**What is asked**: Repeat what the lines below say, word for word, and skip every image.

**Dataset content**:
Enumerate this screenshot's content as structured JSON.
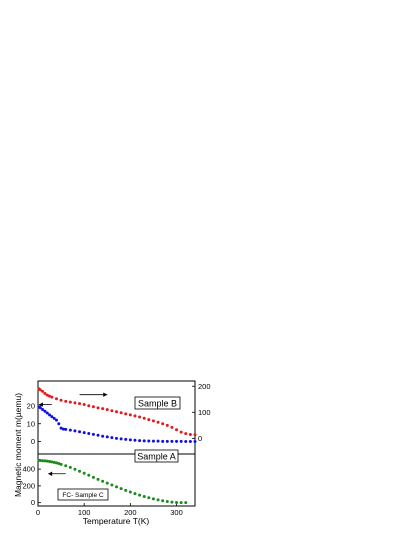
{
  "chart_data": {
    "type": "scatter",
    "xlabel": "Temperature T(K)",
    "ylabel": "Magnetic moment m(µemu)",
    "xlim": [
      0,
      340
    ],
    "x_ticks": [
      0,
      100,
      200,
      300
    ],
    "panels": {
      "upper": {
        "left_axis": {
          "range": [
            -7,
            34
          ],
          "ticks": [
            0,
            10,
            20
          ]
        },
        "right_axis": {
          "range": [
            -60,
            220
          ],
          "ticks": [
            0,
            100,
            200
          ]
        }
      },
      "lower": {
        "left_axis": {
          "range": [
            -40,
            580
          ],
          "ticks": [
            0,
            200,
            400
          ]
        }
      }
    },
    "series": [
      {
        "name": "Sample B",
        "panel": "upper",
        "axis": "right",
        "color": "#e41a1c",
        "x": [
          2,
          5,
          10,
          15,
          20,
          25,
          30,
          40,
          50,
          60,
          70,
          80,
          90,
          100,
          110,
          120,
          130,
          140,
          150,
          160,
          170,
          180,
          190,
          200,
          210,
          220,
          230,
          240,
          250,
          260,
          270,
          280,
          290,
          300,
          310,
          320,
          330,
          340
        ],
        "y": [
          190,
          186,
          180,
          172,
          166,
          162,
          158,
          152,
          146,
          142,
          139,
          136,
          133,
          130,
          125,
          121,
          117,
          114,
          110,
          106,
          102,
          98,
          94,
          90,
          86,
          82,
          77,
          72,
          67,
          62,
          56,
          50,
          42,
          33,
          24,
          18,
          15,
          14
        ]
      },
      {
        "name": "Sample A",
        "panel": "upper",
        "axis": "left",
        "color": "#1010e0",
        "x": [
          2,
          5,
          10,
          15,
          20,
          25,
          30,
          35,
          40,
          45,
          50,
          55,
          60,
          70,
          80,
          90,
          100,
          110,
          120,
          130,
          140,
          150,
          160,
          170,
          180,
          190,
          200,
          210,
          220,
          230,
          240,
          250,
          260,
          270,
          280,
          290,
          300,
          310,
          320,
          330,
          340
        ],
        "y": [
          19.5,
          19,
          18,
          17,
          16,
          15,
          14,
          13,
          12,
          10,
          7.5,
          7,
          6.8,
          6.4,
          6,
          5.5,
          5,
          4.5,
          4,
          3.5,
          3,
          2.6,
          2.2,
          1.8,
          1.5,
          1.2,
          0.9,
          0.7,
          0.5,
          0.4,
          0.3,
          0.2,
          0.2,
          0.1,
          0.1,
          0.1,
          0.1,
          0.1,
          0,
          0,
          0
        ]
      },
      {
        "name": "FC- Sample C",
        "panel": "lower",
        "axis": "left",
        "color": "#1a8a1a",
        "x": [
          2,
          5,
          10,
          15,
          20,
          25,
          30,
          35,
          40,
          45,
          50,
          60,
          70,
          80,
          90,
          100,
          110,
          120,
          130,
          140,
          150,
          160,
          170,
          180,
          190,
          200,
          210,
          220,
          230,
          240,
          250,
          260,
          270,
          280,
          290,
          300,
          310,
          320
        ],
        "y": [
          505,
          502,
          500,
          498,
          495,
          490,
          486,
          480,
          474,
          466,
          457,
          440,
          420,
          398,
          375,
          350,
          326,
          302,
          278,
          255,
          232,
          210,
          188,
          167,
          146,
          127,
          108,
          90,
          74,
          59,
          45,
          33,
          22,
          13,
          6,
          2,
          0,
          0
        ]
      }
    ],
    "annotations": [
      {
        "text": "Sample B",
        "boxed": true,
        "target": "Sample B"
      },
      {
        "text": "Sample A",
        "boxed": true,
        "target": "Sample A"
      },
      {
        "text": "FC- Sample C",
        "boxed": true,
        "target": "FC- Sample C"
      }
    ],
    "arrows": [
      {
        "series": "Sample B",
        "direction": "right",
        "x_from": 90,
        "x_to": 150
      },
      {
        "series": "Sample A",
        "direction": "left",
        "x_from": 30,
        "x_to": 2
      },
      {
        "series": "FC- Sample C",
        "direction": "left",
        "x_from": 60,
        "x_to": 22
      }
    ]
  }
}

**Exercise solution**:
Enumerate this screenshot's content as structured JSON.
{
  "chart_data": {
    "type": "scatter",
    "xlabel": "Temperature T(K)",
    "ylabel": "Magnetic moment m(µemu)",
    "xlim": [
      0,
      340
    ],
    "x_ticks": [
      0,
      100,
      200,
      300
    ],
    "panels": {
      "upper": {
        "left_axis": {
          "range": [
            -7,
            34
          ],
          "ticks": [
            0,
            10,
            20
          ]
        },
        "right_axis": {
          "range": [
            -60,
            220
          ],
          "ticks": [
            0,
            100,
            200
          ]
        }
      },
      "lower": {
        "left_axis": {
          "range": [
            -40,
            580
          ],
          "ticks": [
            0,
            200,
            400
          ]
        }
      }
    },
    "series": [
      {
        "name": "Sample B",
        "panel": "upper",
        "axis": "right",
        "color": "#e41a1c",
        "x": [
          2,
          5,
          10,
          15,
          20,
          25,
          30,
          40,
          50,
          60,
          70,
          80,
          90,
          100,
          110,
          120,
          130,
          140,
          150,
          160,
          170,
          180,
          190,
          200,
          210,
          220,
          230,
          240,
          250,
          260,
          270,
          280,
          290,
          300,
          310,
          320,
          330,
          340
        ],
        "y": [
          190,
          186,
          180,
          172,
          166,
          162,
          158,
          152,
          146,
          142,
          139,
          136,
          133,
          130,
          125,
          121,
          117,
          114,
          110,
          106,
          102,
          98,
          94,
          90,
          86,
          82,
          77,
          72,
          67,
          62,
          56,
          50,
          42,
          33,
          24,
          18,
          15,
          14
        ]
      },
      {
        "name": "Sample A",
        "panel": "upper",
        "axis": "left",
        "color": "#1010e0",
        "x": [
          2,
          5,
          10,
          15,
          20,
          25,
          30,
          35,
          40,
          45,
          50,
          55,
          60,
          70,
          80,
          90,
          100,
          110,
          120,
          130,
          140,
          150,
          160,
          170,
          180,
          190,
          200,
          210,
          220,
          230,
          240,
          250,
          260,
          270,
          280,
          290,
          300,
          310,
          320,
          330,
          340
        ],
        "y": [
          19.5,
          19,
          18,
          17,
          16,
          15,
          14,
          13,
          12,
          10,
          7.5,
          7,
          6.8,
          6.4,
          6,
          5.5,
          5,
          4.5,
          4,
          3.5,
          3,
          2.6,
          2.2,
          1.8,
          1.5,
          1.2,
          0.9,
          0.7,
          0.5,
          0.4,
          0.3,
          0.2,
          0.2,
          0.1,
          0.1,
          0.1,
          0.1,
          0.1,
          0,
          0,
          0
        ]
      },
      {
        "name": "FC- Sample C",
        "panel": "lower",
        "axis": "left",
        "color": "#1a8a1a",
        "x": [
          2,
          5,
          10,
          15,
          20,
          25,
          30,
          35,
          40,
          45,
          50,
          60,
          70,
          80,
          90,
          100,
          110,
          120,
          130,
          140,
          150,
          160,
          170,
          180,
          190,
          200,
          210,
          220,
          230,
          240,
          250,
          260,
          270,
          280,
          290,
          300,
          310,
          320
        ],
        "y": [
          505,
          502,
          500,
          498,
          495,
          490,
          486,
          480,
          474,
          466,
          457,
          440,
          420,
          398,
          375,
          350,
          326,
          302,
          278,
          255,
          232,
          210,
          188,
          167,
          146,
          127,
          108,
          90,
          74,
          59,
          45,
          33,
          22,
          13,
          6,
          2,
          0,
          0
        ]
      }
    ],
    "annotations": [
      {
        "text": "Sample B",
        "boxed": true,
        "target": "Sample B"
      },
      {
        "text": "Sample A",
        "boxed": true,
        "target": "Sample A"
      },
      {
        "text": "FC- Sample C",
        "boxed": true,
        "target": "FC- Sample C"
      }
    ],
    "arrows": [
      {
        "series": "Sample B",
        "direction": "right",
        "x_from": 90,
        "x_to": 150
      },
      {
        "series": "Sample A",
        "direction": "left",
        "x_from": 30,
        "x_to": 2
      },
      {
        "series": "FC- Sample C",
        "direction": "left",
        "x_from": 60,
        "x_to": 22
      }
    ]
  }
}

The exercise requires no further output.